**What you have to do**
Extract and list every line that contains the word "ruecklauf".

[Begin]

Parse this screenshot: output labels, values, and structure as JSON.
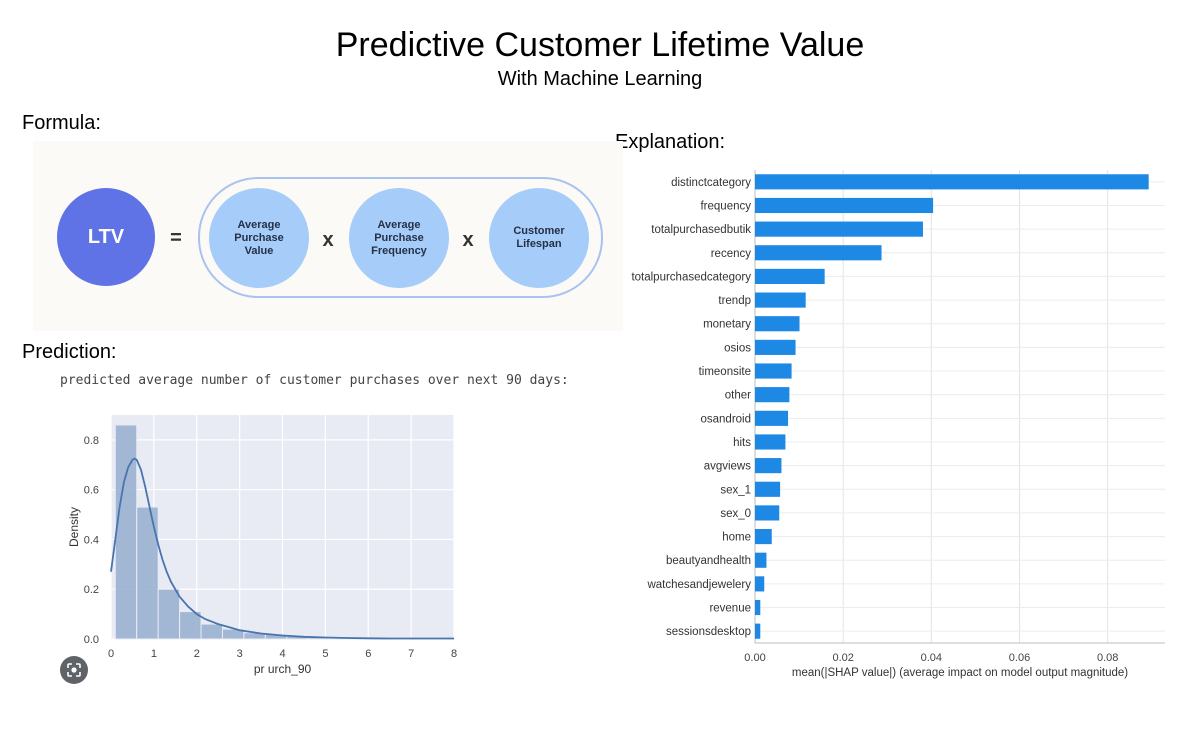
{
  "header": {
    "title": "Predictive Customer Lifetime Value",
    "subtitle": "With Machine Learning"
  },
  "sections": {
    "formula": "Formula:",
    "explanation": "Explanation:",
    "prediction": "Prediction:"
  },
  "formula": {
    "ltv": "LTV",
    "equals": "=",
    "times": "x",
    "components": [
      "Average\nPurchase\nValue",
      "Average\nPurchase\nFrequency",
      "Customer\nLifespan"
    ]
  },
  "prediction_caption": "predicted average number of customer purchases over next 90 days:",
  "icons": {
    "camera": "camera-lens-icon"
  },
  "chart_data": [
    {
      "type": "bar",
      "orientation": "horizontal",
      "categories": [
        "distinctcategory",
        "frequency",
        "totalpurchasedbutik",
        "recency",
        "totalpurchasedcategory",
        "trendp",
        "monetary",
        "osios",
        "timeonsite",
        "other",
        "osandroid",
        "hits",
        "avgviews",
        "sex_1",
        "sex_0",
        "home",
        "beautyandhealth",
        "watchesandjewelery",
        "revenue",
        "sessionsdesktop"
      ],
      "values": [
        0.0893,
        0.0404,
        0.0381,
        0.0287,
        0.0158,
        0.0115,
        0.0101,
        0.0092,
        0.0083,
        0.0078,
        0.0075,
        0.0069,
        0.006,
        0.0057,
        0.0055,
        0.0038,
        0.0026,
        0.0021,
        0.0012,
        0.0012
      ],
      "xlabel": "mean(|SHAP value|) (average impact on model output magnitude)",
      "xticks": [
        "0.00",
        "0.02",
        "0.04",
        "0.06",
        "0.08"
      ],
      "xlim": [
        0,
        0.093
      ],
      "grid": true,
      "colors": {
        "bar": "#1e88e5"
      }
    },
    {
      "type": "histogram",
      "bins": [
        [
          0.1,
          0.6
        ],
        [
          0.6,
          1.1
        ],
        [
          1.1,
          1.6
        ],
        [
          1.6,
          2.1
        ],
        [
          2.1,
          2.6
        ],
        [
          2.6,
          3.1
        ],
        [
          3.1,
          3.6
        ],
        [
          3.6,
          4.1
        ],
        [
          4.1,
          4.6
        ],
        [
          4.6,
          5.1
        ],
        [
          5.1,
          5.6
        ],
        [
          5.6,
          6.1
        ],
        [
          6.1,
          6.6
        ],
        [
          6.6,
          7.1
        ],
        [
          7.1,
          7.6
        ],
        [
          7.6,
          8.0
        ]
      ],
      "values": [
        0.86,
        0.53,
        0.2,
        0.11,
        0.06,
        0.04,
        0.025,
        0.018,
        0.012,
        0.008,
        0.006,
        0.004,
        0.004,
        0.003,
        0.002,
        0.002
      ],
      "kde_x": [
        0,
        0.1,
        0.2,
        0.3,
        0.4,
        0.5,
        0.55,
        0.6,
        0.7,
        0.8,
        0.9,
        1.0,
        1.1,
        1.2,
        1.3,
        1.4,
        1.6,
        1.8,
        2.0,
        2.2,
        2.5,
        2.8,
        3.0,
        3.5,
        4.0,
        4.5,
        5.0,
        5.5,
        6.0,
        6.5,
        7.0,
        7.5,
        8.0
      ],
      "kde_y": [
        0.27,
        0.4,
        0.53,
        0.63,
        0.69,
        0.72,
        0.725,
        0.72,
        0.68,
        0.61,
        0.53,
        0.45,
        0.38,
        0.32,
        0.27,
        0.23,
        0.17,
        0.13,
        0.1,
        0.08,
        0.06,
        0.045,
        0.035,
        0.022,
        0.014,
        0.009,
        0.006,
        0.004,
        0.003,
        0.002,
        0.002,
        0.002,
        0.002
      ],
      "ylabel": "Density",
      "xlabel": "pr     urch_90",
      "xticks": [
        "0",
        "1",
        "2",
        "3",
        "4",
        "5",
        "6",
        "7",
        "8"
      ],
      "yticks": [
        "0.0",
        "0.2",
        "0.4",
        "0.6",
        "0.8"
      ],
      "xlim": [
        0,
        8
      ],
      "ylim": [
        0,
        0.9
      ],
      "grid": true,
      "colors": {
        "background": "#e9ebf4",
        "bar": "#94aecd",
        "line": "#4a74ad"
      }
    }
  ]
}
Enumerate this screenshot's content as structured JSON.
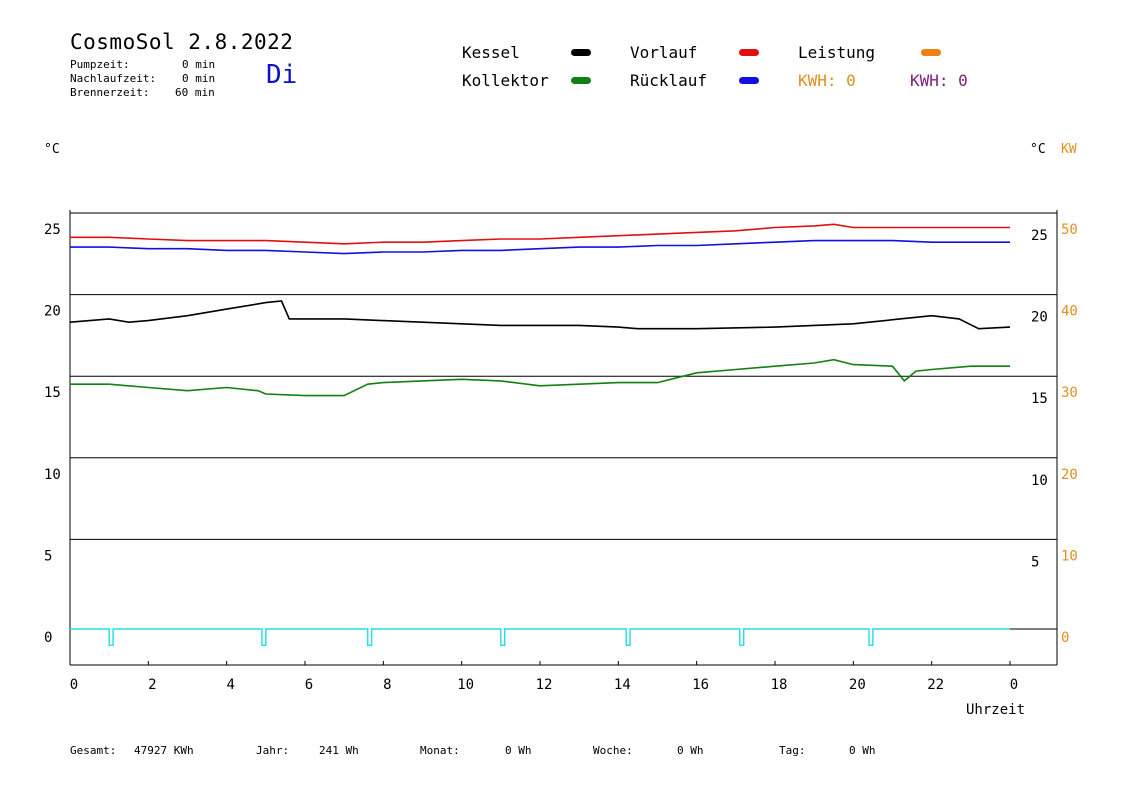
{
  "header": {
    "title": "CosmoSol 2.8.2022",
    "day": "Di",
    "times": [
      {
        "label": "Pumpzeit:",
        "value": "0 min"
      },
      {
        "label": "Nachlaufzeit:",
        "value": "0 min"
      },
      {
        "label": "Brennerzeit:",
        "value": "60 min"
      }
    ]
  },
  "legend": {
    "kessel": "Kessel",
    "kollektor": "Kollektor",
    "vorlauf": "Vorlauf",
    "ruecklauf": "Rücklauf",
    "leistung": "Leistung",
    "kwh1": "KWH: 0",
    "kwh2": "KWH: 0"
  },
  "colors": {
    "kessel": "#000000",
    "kollektor": "#128012",
    "vorlauf": "#e01010",
    "ruecklauf": "#1010e0",
    "leistung": "#f08010",
    "kwh1": "#e09020",
    "kwh2": "#802080",
    "pump": "#20e0e0",
    "day": "#1010c8"
  },
  "units": {
    "left": "°C",
    "right_c": "°C",
    "right_kw": "KW"
  },
  "footer": {
    "gesamt_label": "Gesamt:",
    "gesamt_value": "47927 KWh",
    "jahr_label": "Jahr:",
    "jahr_value": "241 Wh",
    "monat_label": "Monat:",
    "monat_value": "0 Wh",
    "woche_label": "Woche:",
    "woche_value": "0 Wh",
    "tag_label": "Tag:",
    "tag_value": "0 Wh"
  },
  "chart_data": {
    "type": "line",
    "xlabel": "Uhrzeit",
    "x_ticks": [
      "0",
      "2",
      "4",
      "6",
      "8",
      "10",
      "12",
      "14",
      "16",
      "18",
      "20",
      "22",
      "0"
    ],
    "xlim": [
      0,
      24
    ],
    "ylim": [
      -2,
      26
    ],
    "y_left_ticks": [
      0,
      5,
      10,
      15,
      20,
      25
    ],
    "y_right_ticks": [
      5,
      10,
      15,
      20,
      25
    ],
    "y_kw_ticks": [
      0,
      10,
      20,
      30,
      40,
      50
    ],
    "grid": "horizontal",
    "series": [
      {
        "name": "Vorlauf",
        "color": "#e01010",
        "x": [
          0,
          1,
          2,
          3,
          4,
          5,
          6,
          7,
          8,
          9,
          10,
          11,
          12,
          13,
          14,
          15,
          16,
          17,
          18,
          19,
          19.5,
          20,
          21,
          22,
          23,
          24
        ],
        "y": [
          24.0,
          24.0,
          23.9,
          23.8,
          23.8,
          23.8,
          23.7,
          23.6,
          23.7,
          23.7,
          23.8,
          23.9,
          23.9,
          24.0,
          24.1,
          24.2,
          24.3,
          24.4,
          24.6,
          24.7,
          24.8,
          24.6,
          24.6,
          24.6,
          24.6,
          24.6
        ]
      },
      {
        "name": "Rücklauf",
        "color": "#1010e0",
        "x": [
          0,
          1,
          2,
          3,
          4,
          5,
          6,
          7,
          8,
          9,
          10,
          11,
          12,
          13,
          14,
          15,
          16,
          17,
          18,
          19,
          20,
          21,
          22,
          23,
          24
        ],
        "y": [
          23.4,
          23.4,
          23.3,
          23.3,
          23.2,
          23.2,
          23.1,
          23.0,
          23.1,
          23.1,
          23.2,
          23.2,
          23.3,
          23.4,
          23.4,
          23.5,
          23.5,
          23.6,
          23.7,
          23.8,
          23.8,
          23.8,
          23.7,
          23.7,
          23.7
        ]
      },
      {
        "name": "Kessel",
        "color": "#000000",
        "x": [
          0,
          1,
          1.5,
          2,
          3,
          4,
          5,
          5.4,
          5.6,
          6,
          7,
          8,
          9,
          10,
          11,
          12,
          13,
          14,
          14.5,
          16,
          18,
          20,
          22,
          22.7,
          23.2,
          24
        ],
        "y": [
          18.8,
          19.0,
          18.8,
          18.9,
          19.2,
          19.6,
          20.0,
          20.1,
          19.0,
          19.0,
          19.0,
          18.9,
          18.8,
          18.7,
          18.6,
          18.6,
          18.6,
          18.5,
          18.4,
          18.4,
          18.5,
          18.7,
          19.2,
          19.0,
          18.4,
          18.5
        ]
      },
      {
        "name": "Kollektor",
        "color": "#128012",
        "x": [
          0,
          1,
          2,
          3,
          4,
          4.8,
          5,
          6,
          7,
          7.6,
          8,
          9,
          10,
          11,
          12,
          13,
          14,
          15,
          15.5,
          16,
          17,
          18,
          19,
          19.5,
          20,
          21,
          21.3,
          21.6,
          22,
          23,
          24
        ],
        "y": [
          15.0,
          15.0,
          14.8,
          14.6,
          14.8,
          14.6,
          14.4,
          14.3,
          14.3,
          15.0,
          15.1,
          15.2,
          15.3,
          15.2,
          14.9,
          15.0,
          15.1,
          15.1,
          15.4,
          15.7,
          15.9,
          16.1,
          16.3,
          16.5,
          16.2,
          16.1,
          15.2,
          15.8,
          15.9,
          16.1,
          16.1
        ]
      },
      {
        "name": "Pumpe",
        "color": "#20e0e0",
        "x": [
          0,
          1.0,
          1.0,
          1.1,
          1.1,
          4.9,
          4.9,
          5.0,
          5.0,
          7.6,
          7.6,
          7.7,
          7.7,
          11.0,
          11.0,
          11.1,
          11.1,
          14.2,
          14.2,
          14.3,
          14.3,
          17.1,
          17.1,
          17.2,
          17.2,
          20.4,
          20.4,
          20.5,
          20.5,
          24
        ],
        "y": [
          0,
          0,
          -1,
          -1,
          0,
          0,
          -1,
          -1,
          0,
          0,
          -1,
          -1,
          0,
          0,
          -1,
          -1,
          0,
          0,
          -1,
          -1,
          0,
          0,
          -1,
          -1,
          0,
          0,
          -1,
          -1,
          0,
          0
        ]
      }
    ]
  }
}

[End]

**Output below**
    "ruecklauf": "Rücklauf",
    "ruecklauf": "#1010e0",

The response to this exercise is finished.